>> start
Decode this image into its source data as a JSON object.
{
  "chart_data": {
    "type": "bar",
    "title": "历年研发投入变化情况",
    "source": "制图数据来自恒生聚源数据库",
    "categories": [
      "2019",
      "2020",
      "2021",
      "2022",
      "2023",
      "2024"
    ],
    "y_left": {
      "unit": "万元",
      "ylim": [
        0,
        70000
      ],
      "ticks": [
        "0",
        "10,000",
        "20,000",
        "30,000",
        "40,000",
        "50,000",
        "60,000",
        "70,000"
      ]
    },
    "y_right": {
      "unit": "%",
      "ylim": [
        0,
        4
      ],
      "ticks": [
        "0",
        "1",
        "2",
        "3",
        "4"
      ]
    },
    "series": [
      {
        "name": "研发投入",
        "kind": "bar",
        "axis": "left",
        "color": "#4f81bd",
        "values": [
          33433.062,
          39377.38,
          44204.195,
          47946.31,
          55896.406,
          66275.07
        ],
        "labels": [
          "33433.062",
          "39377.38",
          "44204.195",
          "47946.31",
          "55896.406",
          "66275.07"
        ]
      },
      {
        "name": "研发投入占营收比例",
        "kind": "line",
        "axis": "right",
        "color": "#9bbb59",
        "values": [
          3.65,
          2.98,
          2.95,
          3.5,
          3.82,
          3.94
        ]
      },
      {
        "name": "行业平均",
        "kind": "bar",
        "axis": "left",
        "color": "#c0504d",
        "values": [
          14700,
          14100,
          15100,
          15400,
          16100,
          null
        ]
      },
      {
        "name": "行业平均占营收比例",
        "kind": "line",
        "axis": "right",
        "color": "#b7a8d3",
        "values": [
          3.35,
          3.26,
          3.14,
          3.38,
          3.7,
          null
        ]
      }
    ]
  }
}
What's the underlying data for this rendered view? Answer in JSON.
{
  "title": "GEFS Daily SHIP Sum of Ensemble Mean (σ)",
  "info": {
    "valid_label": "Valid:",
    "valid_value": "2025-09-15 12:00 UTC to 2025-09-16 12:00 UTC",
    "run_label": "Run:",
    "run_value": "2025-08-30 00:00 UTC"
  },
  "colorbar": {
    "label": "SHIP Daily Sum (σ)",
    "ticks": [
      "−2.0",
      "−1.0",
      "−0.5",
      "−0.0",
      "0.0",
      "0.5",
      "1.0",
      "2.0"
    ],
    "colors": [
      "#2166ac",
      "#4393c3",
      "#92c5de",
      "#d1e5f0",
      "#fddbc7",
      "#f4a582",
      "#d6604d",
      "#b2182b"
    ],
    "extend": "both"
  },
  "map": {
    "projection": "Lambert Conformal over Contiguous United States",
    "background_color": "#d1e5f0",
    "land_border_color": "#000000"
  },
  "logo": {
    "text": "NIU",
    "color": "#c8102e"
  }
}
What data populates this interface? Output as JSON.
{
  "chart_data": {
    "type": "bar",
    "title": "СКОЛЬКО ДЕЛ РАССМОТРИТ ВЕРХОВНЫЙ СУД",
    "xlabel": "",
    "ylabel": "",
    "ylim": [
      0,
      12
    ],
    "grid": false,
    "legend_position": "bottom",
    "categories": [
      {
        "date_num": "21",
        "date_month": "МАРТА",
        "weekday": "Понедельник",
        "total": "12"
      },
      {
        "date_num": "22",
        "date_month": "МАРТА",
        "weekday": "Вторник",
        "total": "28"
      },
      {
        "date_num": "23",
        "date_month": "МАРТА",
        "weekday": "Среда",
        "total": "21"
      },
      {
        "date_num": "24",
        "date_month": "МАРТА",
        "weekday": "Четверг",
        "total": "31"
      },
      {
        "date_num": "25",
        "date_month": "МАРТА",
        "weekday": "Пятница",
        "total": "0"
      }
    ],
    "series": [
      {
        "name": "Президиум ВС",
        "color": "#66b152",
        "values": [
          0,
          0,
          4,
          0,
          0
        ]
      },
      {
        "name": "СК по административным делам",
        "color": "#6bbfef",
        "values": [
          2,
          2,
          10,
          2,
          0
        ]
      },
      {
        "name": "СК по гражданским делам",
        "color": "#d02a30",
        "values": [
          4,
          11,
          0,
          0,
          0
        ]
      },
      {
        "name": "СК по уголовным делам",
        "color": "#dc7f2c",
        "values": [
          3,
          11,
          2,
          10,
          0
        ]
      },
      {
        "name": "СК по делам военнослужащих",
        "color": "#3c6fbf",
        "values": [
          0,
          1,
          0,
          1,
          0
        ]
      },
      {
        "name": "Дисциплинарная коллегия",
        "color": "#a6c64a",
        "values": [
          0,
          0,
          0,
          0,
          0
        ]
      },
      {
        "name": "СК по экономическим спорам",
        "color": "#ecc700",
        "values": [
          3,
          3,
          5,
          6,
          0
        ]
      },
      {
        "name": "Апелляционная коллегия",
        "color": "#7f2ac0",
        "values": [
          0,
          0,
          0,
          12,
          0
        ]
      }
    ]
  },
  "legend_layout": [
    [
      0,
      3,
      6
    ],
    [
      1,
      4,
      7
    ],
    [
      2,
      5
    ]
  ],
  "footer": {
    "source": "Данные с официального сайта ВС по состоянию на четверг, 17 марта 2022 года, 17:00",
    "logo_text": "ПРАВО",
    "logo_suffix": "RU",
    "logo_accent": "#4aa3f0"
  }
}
>> end
**Problem details:**
Above are some records. Print them all exactly.

**Finished task:**
Decode this image into its source data as a JSON object.
{
  "chart_data": {
    "type": "bar",
    "title": "历年研发投入变化情况",
    "source": "制图数据来自恒生聚源数据库",
    "categories": [
      "2019",
      "2020",
      "2021",
      "2022",
      "2023",
      "2024"
    ],
    "y_left": {
      "unit": "万元",
      "ylim": [
        0,
        70000
      ],
      "ticks": [
        "0",
        "10,000",
        "20,000",
        "30,000",
        "40,000",
        "50,000",
        "60,000",
        "70,000"
      ]
    },
    "y_right": {
      "unit": "%",
      "ylim": [
        0,
        4
      ],
      "ticks": [
        "0",
        "1",
        "2",
        "3",
        "4"
      ]
    },
    "series": [
      {
        "name": "研发投入",
        "kind": "bar",
        "axis": "left",
        "color": "#4f81bd",
        "values": [
          33433.062,
          39377.38,
          44204.195,
          47946.31,
          55896.406,
          66275.07
        ],
        "labels": [
          "33433.062",
          "39377.38",
          "44204.195",
          "47946.31",
          "55896.406",
          "66275.07"
        ]
      },
      {
        "name": "研发投入占营收比例",
        "kind": "line",
        "axis": "right",
        "color": "#9bbb59",
        "values": [
          3.65,
          2.98,
          2.95,
          3.5,
          3.82,
          3.94
        ]
      },
      {
        "name": "行业平均",
        "kind": "bar",
        "axis": "left",
        "color": "#c0504d",
        "values": [
          14700,
          14100,
          15100,
          15400,
          16100,
          null
        ]
      },
      {
        "name": "行业平均占营收比例",
        "kind": "line",
        "axis": "right",
        "color": "#b7a8d3",
        "values": [
          3.35,
          3.26,
          3.14,
          3.38,
          3.7,
          null
        ]
      }
    ]
  }
}
What's the underlying data for this rendered view? Answer in JSON.
{
  "title": "GEFS Daily SHIP Sum of Ensemble Mean (σ)",
  "info": {
    "valid_label": "Valid:",
    "valid_value": "2025-09-15 12:00 UTC to 2025-09-16 12:00 UTC",
    "run_label": "Run:",
    "run_value": "2025-08-30 00:00 UTC"
  },
  "colorbar": {
    "label": "SHIP Daily Sum (σ)",
    "ticks": [
      "−2.0",
      "−1.0",
      "−0.5",
      "−0.0",
      "0.0",
      "0.5",
      "1.0",
      "2.0"
    ],
    "colors": [
      "#2166ac",
      "#4393c3",
      "#92c5de",
      "#d1e5f0",
      "#fddbc7",
      "#f4a582",
      "#d6604d",
      "#b2182b"
    ],
    "extend": "both"
  },
  "map": {
    "projection": "Lambert Conformal over Contiguous United States",
    "background_color": "#d1e5f0",
    "land_border_color": "#000000"
  },
  "logo": {
    "text": "NIU",
    "color": "#c8102e"
  }
}
What data populates this interface? Output as JSON.
{
  "chart_data": {
    "type": "bar",
    "title": "СКОЛЬКО ДЕЛ РАССМОТРИТ ВЕРХОВНЫЙ СУД",
    "xlabel": "",
    "ylabel": "",
    "ylim": [
      0,
      12
    ],
    "grid": false,
    "legend_position": "bottom",
    "categories": [
      {
        "date_num": "21",
        "date_month": "МАРТА",
        "weekday": "Понедельник",
        "total": "12"
      },
      {
        "date_num": "22",
        "date_month": "МАРТА",
        "weekday": "Вторник",
        "total": "28"
      },
      {
        "date_num": "23",
        "date_month": "МАРТА",
        "weekday": "Среда",
        "total": "21"
      },
      {
        "date_num": "24",
        "date_month": "МАРТА",
        "weekday": "Четверг",
        "total": "31"
      },
      {
        "date_num": "25",
        "date_month": "МАРТА",
        "weekday": "Пятница",
        "total": "0"
      }
    ],
    "series": [
      {
        "name": "Президиум ВС",
        "color": "#66b152",
        "values": [
          0,
          0,
          4,
          0,
          0
        ]
      },
      {
        "name": "СК по административным делам",
        "color": "#6bbfef",
        "values": [
          2,
          2,
          10,
          2,
          0
        ]
      },
      {
        "name": "СК по гражданским делам",
        "color": "#d02a30",
        "values": [
          4,
          11,
          0,
          0,
          0
        ]
      },
      {
        "name": "СК по уголовным делам",
        "color": "#dc7f2c",
        "values": [
          3,
          11,
          2,
          10,
          0
        ]
      },
      {
        "name": "СК по делам военнослужащих",
        "color": "#3c6fbf",
        "values": [
          0,
          1,
          0,
          1,
          0
        ]
      },
      {
        "name": "Дисциплинарная коллегия",
        "color": "#a6c64a",
        "values": [
          0,
          0,
          0,
          0,
          0
        ]
      },
      {
        "name": "СК по экономическим спорам",
        "color": "#ecc700",
        "values": [
          3,
          3,
          5,
          6,
          0
        ]
      },
      {
        "name": "Апелляционная коллегия",
        "color": "#7f2ac0",
        "values": [
          0,
          0,
          0,
          12,
          0
        ]
      }
    ]
  },
  "legend_layout": [
    [
      0,
      3,
      6
    ],
    [
      1,
      4,
      7
    ],
    [
      2,
      5
    ]
  ],
  "footer": {
    "source": "Данные с официального сайта ВС по состоянию на четверг, 17 марта 2022 года, 17:00",
    "logo_text": "ПРАВО",
    "logo_suffix": "RU",
    "logo_accent": "#4aa3f0"
  }
}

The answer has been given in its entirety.